# YOUR OBJECTIVE:
Copy out each line of the material below that holds the string "Grupp".

# PROVIDED MATERIAL:
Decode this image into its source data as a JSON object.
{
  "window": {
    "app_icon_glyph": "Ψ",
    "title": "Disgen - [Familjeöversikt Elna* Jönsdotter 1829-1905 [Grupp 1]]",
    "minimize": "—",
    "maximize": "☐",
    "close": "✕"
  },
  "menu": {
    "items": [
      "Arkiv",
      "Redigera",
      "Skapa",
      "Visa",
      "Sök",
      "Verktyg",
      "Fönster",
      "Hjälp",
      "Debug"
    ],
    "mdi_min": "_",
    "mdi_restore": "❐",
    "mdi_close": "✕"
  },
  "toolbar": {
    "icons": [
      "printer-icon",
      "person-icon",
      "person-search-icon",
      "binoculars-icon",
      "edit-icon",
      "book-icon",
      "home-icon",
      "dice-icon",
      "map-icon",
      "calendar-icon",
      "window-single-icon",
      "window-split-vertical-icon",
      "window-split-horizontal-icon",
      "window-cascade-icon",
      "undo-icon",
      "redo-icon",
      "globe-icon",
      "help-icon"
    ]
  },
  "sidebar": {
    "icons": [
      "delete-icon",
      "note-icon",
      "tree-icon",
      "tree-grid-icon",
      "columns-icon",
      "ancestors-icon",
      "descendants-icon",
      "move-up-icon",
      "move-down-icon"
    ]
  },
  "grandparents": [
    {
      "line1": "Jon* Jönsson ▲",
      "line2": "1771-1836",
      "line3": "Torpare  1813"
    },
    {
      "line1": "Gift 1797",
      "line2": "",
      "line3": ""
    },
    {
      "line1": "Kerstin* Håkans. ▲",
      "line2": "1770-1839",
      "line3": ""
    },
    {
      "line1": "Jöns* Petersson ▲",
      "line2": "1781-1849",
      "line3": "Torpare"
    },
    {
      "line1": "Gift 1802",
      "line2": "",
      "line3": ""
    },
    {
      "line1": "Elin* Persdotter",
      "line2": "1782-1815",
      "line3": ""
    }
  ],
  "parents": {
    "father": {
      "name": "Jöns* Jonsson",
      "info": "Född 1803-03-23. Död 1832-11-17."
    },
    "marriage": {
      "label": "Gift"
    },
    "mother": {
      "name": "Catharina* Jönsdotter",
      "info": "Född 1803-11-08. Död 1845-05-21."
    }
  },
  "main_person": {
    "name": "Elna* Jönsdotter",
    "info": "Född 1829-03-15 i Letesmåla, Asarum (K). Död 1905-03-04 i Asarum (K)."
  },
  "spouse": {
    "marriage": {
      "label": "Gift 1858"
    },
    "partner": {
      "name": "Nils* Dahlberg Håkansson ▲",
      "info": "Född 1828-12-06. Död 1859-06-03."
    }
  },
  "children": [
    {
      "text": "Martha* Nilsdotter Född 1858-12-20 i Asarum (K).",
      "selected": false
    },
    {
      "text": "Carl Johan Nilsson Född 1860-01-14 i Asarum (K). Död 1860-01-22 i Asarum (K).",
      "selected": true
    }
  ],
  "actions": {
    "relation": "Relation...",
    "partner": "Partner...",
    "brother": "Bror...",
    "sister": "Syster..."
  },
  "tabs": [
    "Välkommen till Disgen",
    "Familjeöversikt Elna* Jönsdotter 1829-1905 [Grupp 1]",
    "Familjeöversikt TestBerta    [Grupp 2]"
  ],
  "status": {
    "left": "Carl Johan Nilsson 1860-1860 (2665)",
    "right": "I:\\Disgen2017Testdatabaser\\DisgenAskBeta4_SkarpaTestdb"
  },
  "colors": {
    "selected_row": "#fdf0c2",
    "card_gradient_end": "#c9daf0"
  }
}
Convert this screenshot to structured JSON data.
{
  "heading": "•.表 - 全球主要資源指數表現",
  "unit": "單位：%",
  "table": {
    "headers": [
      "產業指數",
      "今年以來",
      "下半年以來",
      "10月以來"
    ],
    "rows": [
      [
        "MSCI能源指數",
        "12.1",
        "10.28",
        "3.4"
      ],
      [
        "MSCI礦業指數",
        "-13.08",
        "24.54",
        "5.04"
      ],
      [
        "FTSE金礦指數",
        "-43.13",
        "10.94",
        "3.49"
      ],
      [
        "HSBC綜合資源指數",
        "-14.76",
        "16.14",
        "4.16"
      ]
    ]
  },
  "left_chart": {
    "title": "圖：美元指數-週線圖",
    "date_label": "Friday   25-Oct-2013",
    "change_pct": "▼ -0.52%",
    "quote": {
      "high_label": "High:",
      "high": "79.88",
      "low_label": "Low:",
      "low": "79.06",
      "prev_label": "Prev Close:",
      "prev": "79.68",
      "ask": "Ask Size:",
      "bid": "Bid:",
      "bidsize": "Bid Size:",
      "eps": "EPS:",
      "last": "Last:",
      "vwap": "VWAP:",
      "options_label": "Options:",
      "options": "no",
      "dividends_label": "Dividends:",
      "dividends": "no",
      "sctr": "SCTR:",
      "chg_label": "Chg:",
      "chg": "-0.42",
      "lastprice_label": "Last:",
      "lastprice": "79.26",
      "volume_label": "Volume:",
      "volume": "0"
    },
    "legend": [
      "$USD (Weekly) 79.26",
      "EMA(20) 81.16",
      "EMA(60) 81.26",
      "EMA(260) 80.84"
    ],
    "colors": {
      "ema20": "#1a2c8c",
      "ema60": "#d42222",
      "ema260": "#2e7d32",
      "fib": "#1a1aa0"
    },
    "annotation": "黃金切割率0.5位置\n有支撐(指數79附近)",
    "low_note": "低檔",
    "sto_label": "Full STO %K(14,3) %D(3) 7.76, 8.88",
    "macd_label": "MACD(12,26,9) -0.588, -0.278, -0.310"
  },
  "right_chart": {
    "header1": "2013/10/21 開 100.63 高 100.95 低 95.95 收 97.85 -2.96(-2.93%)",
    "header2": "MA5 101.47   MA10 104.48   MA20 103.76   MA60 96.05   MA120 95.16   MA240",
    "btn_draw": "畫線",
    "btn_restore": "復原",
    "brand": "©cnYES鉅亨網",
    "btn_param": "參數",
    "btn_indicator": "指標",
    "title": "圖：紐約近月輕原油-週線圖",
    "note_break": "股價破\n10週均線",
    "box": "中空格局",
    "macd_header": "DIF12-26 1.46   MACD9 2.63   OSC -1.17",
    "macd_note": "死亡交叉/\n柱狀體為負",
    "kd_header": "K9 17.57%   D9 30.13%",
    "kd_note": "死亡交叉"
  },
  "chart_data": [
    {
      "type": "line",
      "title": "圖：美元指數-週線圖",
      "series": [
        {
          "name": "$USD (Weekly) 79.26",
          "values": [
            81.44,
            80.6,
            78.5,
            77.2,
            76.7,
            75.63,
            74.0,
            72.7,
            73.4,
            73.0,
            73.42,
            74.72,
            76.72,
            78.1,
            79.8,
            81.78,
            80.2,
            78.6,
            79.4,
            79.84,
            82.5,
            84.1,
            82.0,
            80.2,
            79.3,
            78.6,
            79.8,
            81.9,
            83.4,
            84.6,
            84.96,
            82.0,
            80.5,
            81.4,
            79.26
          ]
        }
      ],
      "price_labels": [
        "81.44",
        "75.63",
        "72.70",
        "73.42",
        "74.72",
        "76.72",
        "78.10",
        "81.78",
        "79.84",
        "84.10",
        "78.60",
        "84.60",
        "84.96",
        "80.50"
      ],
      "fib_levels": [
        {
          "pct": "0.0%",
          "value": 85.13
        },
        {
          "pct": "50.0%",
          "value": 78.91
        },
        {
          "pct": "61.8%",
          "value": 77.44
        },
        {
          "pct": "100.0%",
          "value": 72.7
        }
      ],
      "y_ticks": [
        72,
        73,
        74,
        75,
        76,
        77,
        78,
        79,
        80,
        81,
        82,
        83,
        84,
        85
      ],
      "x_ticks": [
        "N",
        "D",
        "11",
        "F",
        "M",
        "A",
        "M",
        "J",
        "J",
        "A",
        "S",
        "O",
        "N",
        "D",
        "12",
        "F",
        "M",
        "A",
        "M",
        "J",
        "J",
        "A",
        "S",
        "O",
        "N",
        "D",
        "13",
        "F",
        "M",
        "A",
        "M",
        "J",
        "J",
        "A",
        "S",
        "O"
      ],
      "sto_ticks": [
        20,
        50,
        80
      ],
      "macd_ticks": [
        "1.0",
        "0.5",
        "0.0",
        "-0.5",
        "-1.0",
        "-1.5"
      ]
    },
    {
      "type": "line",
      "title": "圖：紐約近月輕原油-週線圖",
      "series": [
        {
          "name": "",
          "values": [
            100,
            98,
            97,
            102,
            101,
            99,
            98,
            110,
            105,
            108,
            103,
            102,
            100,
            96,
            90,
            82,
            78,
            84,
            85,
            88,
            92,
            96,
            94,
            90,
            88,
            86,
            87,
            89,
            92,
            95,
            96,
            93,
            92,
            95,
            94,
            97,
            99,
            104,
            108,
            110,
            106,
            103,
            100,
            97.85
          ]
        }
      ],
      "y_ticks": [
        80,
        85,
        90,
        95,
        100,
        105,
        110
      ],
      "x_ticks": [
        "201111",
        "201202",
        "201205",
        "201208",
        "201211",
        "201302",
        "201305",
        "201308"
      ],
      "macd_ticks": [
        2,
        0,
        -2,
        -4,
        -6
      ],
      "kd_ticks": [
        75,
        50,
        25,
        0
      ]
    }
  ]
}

# REPLY:
    "title": "Disgen - [Familjeöversikt Elna* Jönsdotter 1829-1905 [Grupp 1]]",
    "Familjeöversikt Elna* Jönsdotter 1829-1905 [Grupp 1]",
    "Familjeöversikt TestBerta    [Grupp 2]"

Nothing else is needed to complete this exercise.